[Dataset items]

** Begin **

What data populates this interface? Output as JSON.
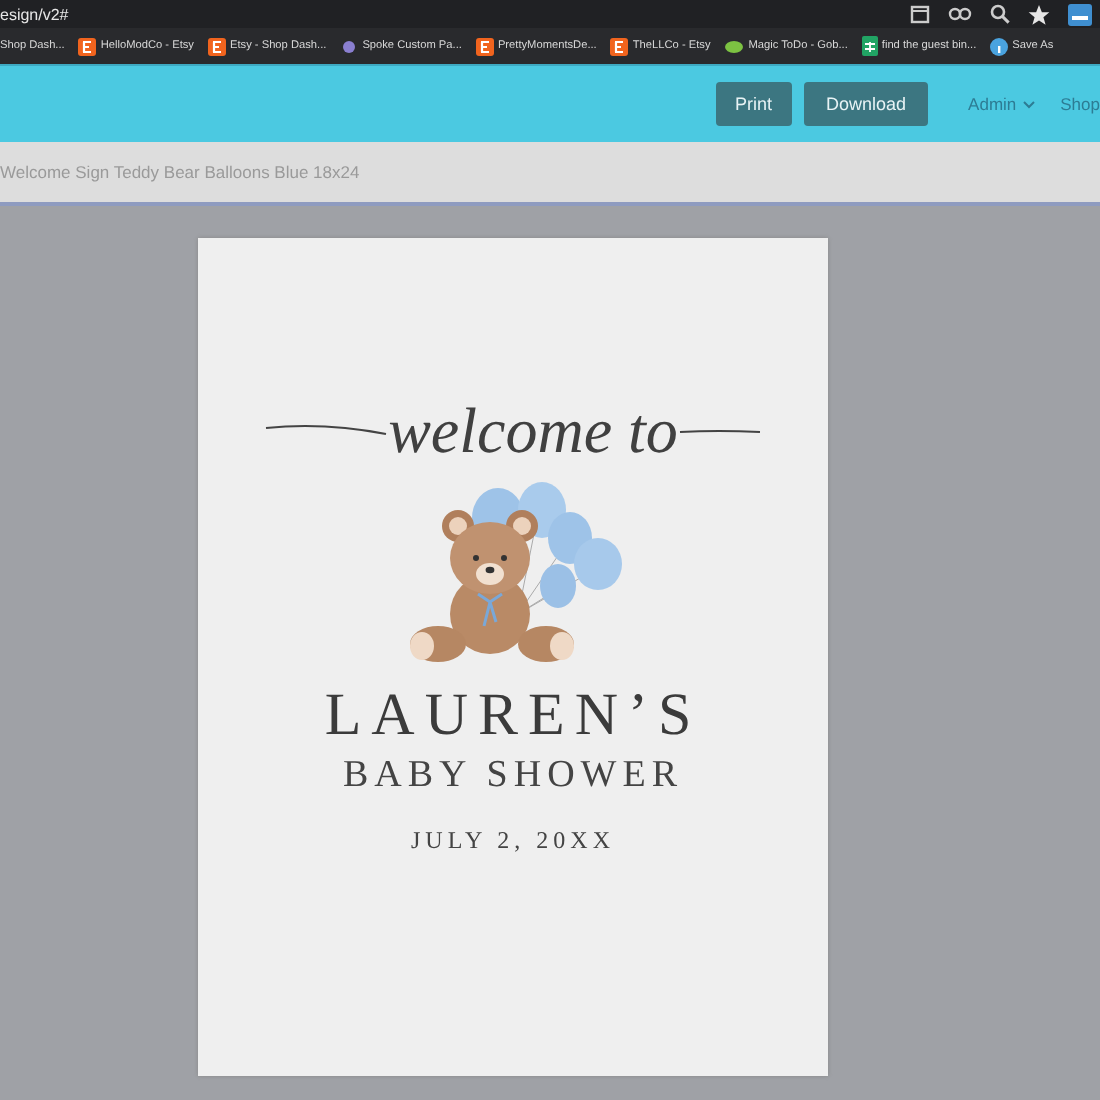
{
  "browser": {
    "url": "esign/v2#",
    "bookmarks": [
      {
        "kind": "plain",
        "label": "Shop Dash..."
      },
      {
        "kind": "etsy",
        "label": "HelloModCo - Etsy"
      },
      {
        "kind": "etsy",
        "label": "Etsy - Shop Dash..."
      },
      {
        "kind": "spoke",
        "label": "Spoke Custom Pa..."
      },
      {
        "kind": "etsy",
        "label": "PrettyMomentsDe..."
      },
      {
        "kind": "etsy",
        "label": "TheLLCo - Etsy"
      },
      {
        "kind": "magic",
        "label": "Magic ToDo - Gob..."
      },
      {
        "kind": "sheets",
        "label": "find the guest bin..."
      },
      {
        "kind": "info",
        "label": "Save As"
      }
    ]
  },
  "header": {
    "buttons": [
      "Print",
      "Download"
    ],
    "nav": [
      {
        "label": "Admin",
        "dropdown": true
      },
      {
        "label": "Shop",
        "dropdown": false
      }
    ]
  },
  "breadcrumb": "Welcome Sign Teddy Bear Balloons Blue 18x24",
  "sign": {
    "script": "welcome to",
    "name": "LAUREN’S",
    "event": "BABY SHOWER",
    "date": "JULY 2, 20XX"
  }
}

** End **

YOUR TASK -
Review the preceding data and report every line that includes the string "Shop".

THE SOLUTION -
        "label": "Shop Dash..."
        "label": "Etsy - Shop Dash..."
        "label": "Shop",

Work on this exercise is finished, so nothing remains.